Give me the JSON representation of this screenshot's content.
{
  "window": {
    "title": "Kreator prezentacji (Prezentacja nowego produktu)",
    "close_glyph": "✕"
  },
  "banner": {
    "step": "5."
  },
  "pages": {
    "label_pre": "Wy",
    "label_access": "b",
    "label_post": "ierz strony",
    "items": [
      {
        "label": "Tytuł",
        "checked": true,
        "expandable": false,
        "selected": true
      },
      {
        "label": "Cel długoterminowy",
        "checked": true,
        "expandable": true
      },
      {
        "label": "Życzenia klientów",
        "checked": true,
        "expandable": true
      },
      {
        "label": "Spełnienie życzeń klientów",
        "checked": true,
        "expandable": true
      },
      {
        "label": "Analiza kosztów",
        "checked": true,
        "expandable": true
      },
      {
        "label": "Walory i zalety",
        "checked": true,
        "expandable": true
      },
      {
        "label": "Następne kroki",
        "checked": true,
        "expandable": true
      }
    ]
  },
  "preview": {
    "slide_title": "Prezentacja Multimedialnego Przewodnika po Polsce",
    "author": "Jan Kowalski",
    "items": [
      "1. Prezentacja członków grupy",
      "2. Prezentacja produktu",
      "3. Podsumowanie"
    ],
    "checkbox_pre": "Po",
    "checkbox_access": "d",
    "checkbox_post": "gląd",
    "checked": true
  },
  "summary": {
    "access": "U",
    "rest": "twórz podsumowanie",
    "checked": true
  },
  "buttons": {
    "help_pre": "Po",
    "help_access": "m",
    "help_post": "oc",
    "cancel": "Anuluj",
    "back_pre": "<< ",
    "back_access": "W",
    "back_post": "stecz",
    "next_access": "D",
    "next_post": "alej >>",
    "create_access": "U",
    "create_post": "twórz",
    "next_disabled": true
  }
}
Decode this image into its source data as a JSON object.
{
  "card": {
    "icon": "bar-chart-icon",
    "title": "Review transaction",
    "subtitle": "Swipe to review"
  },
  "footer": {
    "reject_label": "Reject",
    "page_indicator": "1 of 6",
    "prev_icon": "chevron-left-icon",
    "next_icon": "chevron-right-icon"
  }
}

———

[BRIEF]:
Give the material above again, word for word.

[REPLY TO THE EXERCISE]:
Give me the JSON representation of this screenshot's content.
{
  "window": {
    "title": "Kreator prezentacji (Prezentacja nowego produktu)",
    "close_glyph": "✕"
  },
  "banner": {
    "step": "5."
  },
  "pages": {
    "label_pre": "Wy",
    "label_access": "b",
    "label_post": "ierz strony",
    "items": [
      {
        "label": "Tytuł",
        "checked": true,
        "expandable": false,
        "selected": true
      },
      {
        "label": "Cel długoterminowy",
        "checked": true,
        "expandable": true
      },
      {
        "label": "Życzenia klientów",
        "checked": true,
        "expandable": true
      },
      {
        "label": "Spełnienie życzeń klientów",
        "checked": true,
        "expandable": true
      },
      {
        "label": "Analiza kosztów",
        "checked": true,
        "expandable": true
      },
      {
        "label": "Walory i zalety",
        "checked": true,
        "expandable": true
      },
      {
        "label": "Następne kroki",
        "checked": true,
        "expandable": true
      }
    ]
  },
  "preview": {
    "slide_title": "Prezentacja Multimedialnego Przewodnika po Polsce",
    "author": "Jan Kowalski",
    "items": [
      "1. Prezentacja członków grupy",
      "2. Prezentacja produktu",
      "3. Podsumowanie"
    ],
    "checkbox_pre": "Po",
    "checkbox_access": "d",
    "checkbox_post": "gląd",
    "checked": true
  },
  "summary": {
    "access": "U",
    "rest": "twórz podsumowanie",
    "checked": true
  },
  "buttons": {
    "help_pre": "Po",
    "help_access": "m",
    "help_post": "oc",
    "cancel": "Anuluj",
    "back_pre": "<< ",
    "back_access": "W",
    "back_post": "stecz",
    "next_access": "D",
    "next_post": "alej >>",
    "create_access": "U",
    "create_post": "twórz",
    "next_disabled": true
  }
}
Decode this image into its source data as a JSON object.
{
  "card": {
    "icon": "bar-chart-icon",
    "title": "Review transaction",
    "subtitle": "Swipe to review"
  },
  "footer": {
    "reject_label": "Reject",
    "page_indicator": "1 of 6",
    "prev_icon": "chevron-left-icon",
    "next_icon": "chevron-right-icon"
  }
}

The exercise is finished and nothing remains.